# Task objective
Write out the material exactly, leaving every picture behind.

** START Records **

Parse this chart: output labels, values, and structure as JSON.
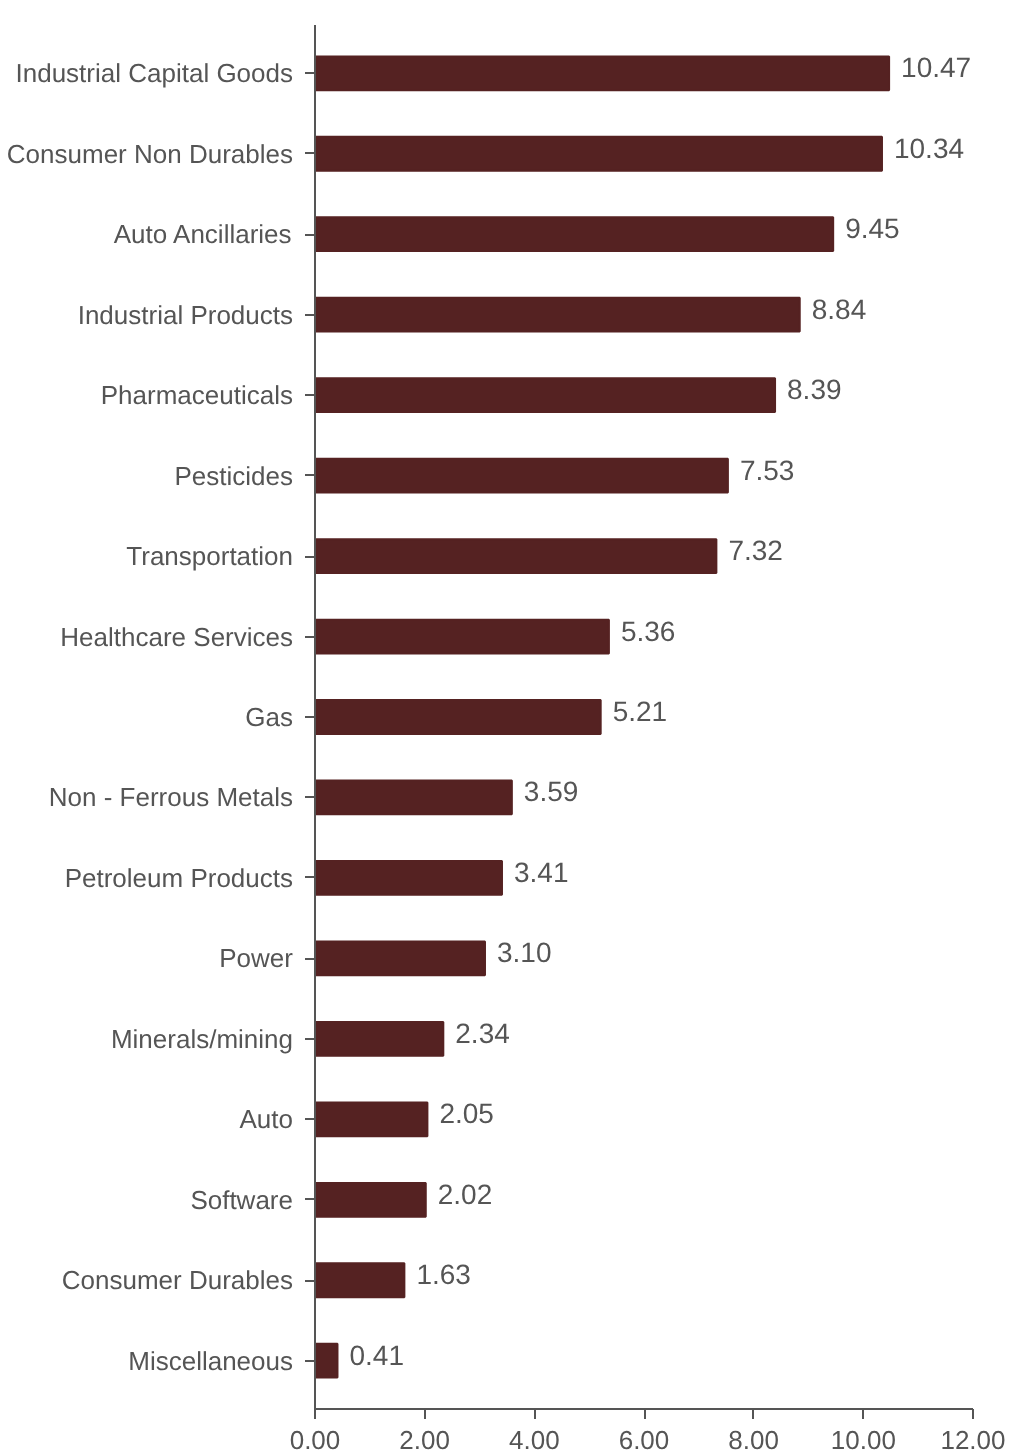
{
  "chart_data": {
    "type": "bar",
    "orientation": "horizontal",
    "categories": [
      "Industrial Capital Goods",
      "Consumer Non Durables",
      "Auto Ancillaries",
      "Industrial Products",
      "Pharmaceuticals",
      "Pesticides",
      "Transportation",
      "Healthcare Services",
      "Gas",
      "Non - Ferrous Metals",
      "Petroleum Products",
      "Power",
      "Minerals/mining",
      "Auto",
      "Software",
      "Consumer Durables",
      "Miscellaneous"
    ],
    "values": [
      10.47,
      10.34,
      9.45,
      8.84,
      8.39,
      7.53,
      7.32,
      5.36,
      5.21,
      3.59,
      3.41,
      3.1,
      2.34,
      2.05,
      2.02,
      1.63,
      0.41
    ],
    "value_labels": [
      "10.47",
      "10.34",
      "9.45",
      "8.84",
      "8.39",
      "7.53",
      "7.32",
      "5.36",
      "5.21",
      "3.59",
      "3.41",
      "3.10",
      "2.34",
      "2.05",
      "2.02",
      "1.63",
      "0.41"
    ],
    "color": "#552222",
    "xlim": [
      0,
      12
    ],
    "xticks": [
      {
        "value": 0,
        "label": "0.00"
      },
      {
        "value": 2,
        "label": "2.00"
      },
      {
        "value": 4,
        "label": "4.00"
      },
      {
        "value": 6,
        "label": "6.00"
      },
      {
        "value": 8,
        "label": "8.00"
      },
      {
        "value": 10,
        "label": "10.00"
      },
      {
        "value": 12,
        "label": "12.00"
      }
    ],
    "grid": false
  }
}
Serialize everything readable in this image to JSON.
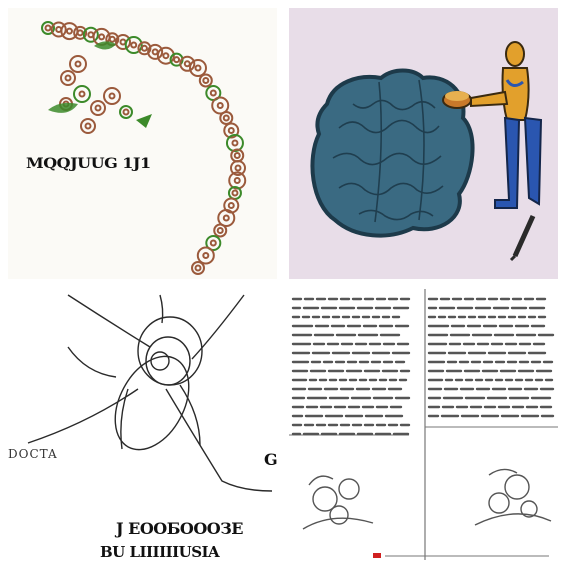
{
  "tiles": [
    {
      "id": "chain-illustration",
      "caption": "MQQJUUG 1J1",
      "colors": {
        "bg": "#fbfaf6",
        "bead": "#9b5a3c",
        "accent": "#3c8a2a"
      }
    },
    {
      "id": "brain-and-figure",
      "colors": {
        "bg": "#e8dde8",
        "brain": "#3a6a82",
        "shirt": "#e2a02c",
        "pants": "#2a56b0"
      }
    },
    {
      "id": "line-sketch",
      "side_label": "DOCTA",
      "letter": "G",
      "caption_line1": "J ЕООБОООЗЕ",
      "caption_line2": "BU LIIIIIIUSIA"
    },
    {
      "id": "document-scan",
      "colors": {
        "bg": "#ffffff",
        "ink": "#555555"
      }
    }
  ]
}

** END Records **

# Task solution
Parse this chart: output labels, values, and structure as JSON.
{
  "chart_data": {
    "type": "bar",
    "orientation": "horizontal",
    "categories": [
      "Industrial Capital Goods",
      "Consumer Non Durables",
      "Auto Ancillaries",
      "Industrial Products",
      "Pharmaceuticals",
      "Pesticides",
      "Transportation",
      "Healthcare Services",
      "Gas",
      "Non - Ferrous Metals",
      "Petroleum Products",
      "Power",
      "Minerals/mining",
      "Auto",
      "Software",
      "Consumer Durables",
      "Miscellaneous"
    ],
    "values": [
      10.47,
      10.34,
      9.45,
      8.84,
      8.39,
      7.53,
      7.32,
      5.36,
      5.21,
      3.59,
      3.41,
      3.1,
      2.34,
      2.05,
      2.02,
      1.63,
      0.41
    ],
    "value_labels": [
      "10.47",
      "10.34",
      "9.45",
      "8.84",
      "8.39",
      "7.53",
      "7.32",
      "5.36",
      "5.21",
      "3.59",
      "3.41",
      "3.10",
      "2.34",
      "2.05",
      "2.02",
      "1.63",
      "0.41"
    ],
    "color": "#552222",
    "xlim": [
      0,
      12
    ],
    "xticks": [
      {
        "value": 0,
        "label": "0.00"
      },
      {
        "value": 2,
        "label": "2.00"
      },
      {
        "value": 4,
        "label": "4.00"
      },
      {
        "value": 6,
        "label": "6.00"
      },
      {
        "value": 8,
        "label": "8.00"
      },
      {
        "value": 10,
        "label": "10.00"
      },
      {
        "value": 12,
        "label": "12.00"
      }
    ],
    "grid": false
  }
}
Serialize everything readable in this image to JSON.
{
  "tiles": [
    {
      "id": "chain-illustration",
      "caption": "MQQJUUG 1J1",
      "colors": {
        "bg": "#fbfaf6",
        "bead": "#9b5a3c",
        "accent": "#3c8a2a"
      }
    },
    {
      "id": "brain-and-figure",
      "colors": {
        "bg": "#e8dde8",
        "brain": "#3a6a82",
        "shirt": "#e2a02c",
        "pants": "#2a56b0"
      }
    },
    {
      "id": "line-sketch",
      "side_label": "DOCTA",
      "letter": "G",
      "caption_line1": "J ЕООБОООЗЕ",
      "caption_line2": "BU LIIIIIIUSIA"
    },
    {
      "id": "document-scan",
      "colors": {
        "bg": "#ffffff",
        "ink": "#555555"
      }
    }
  ]
}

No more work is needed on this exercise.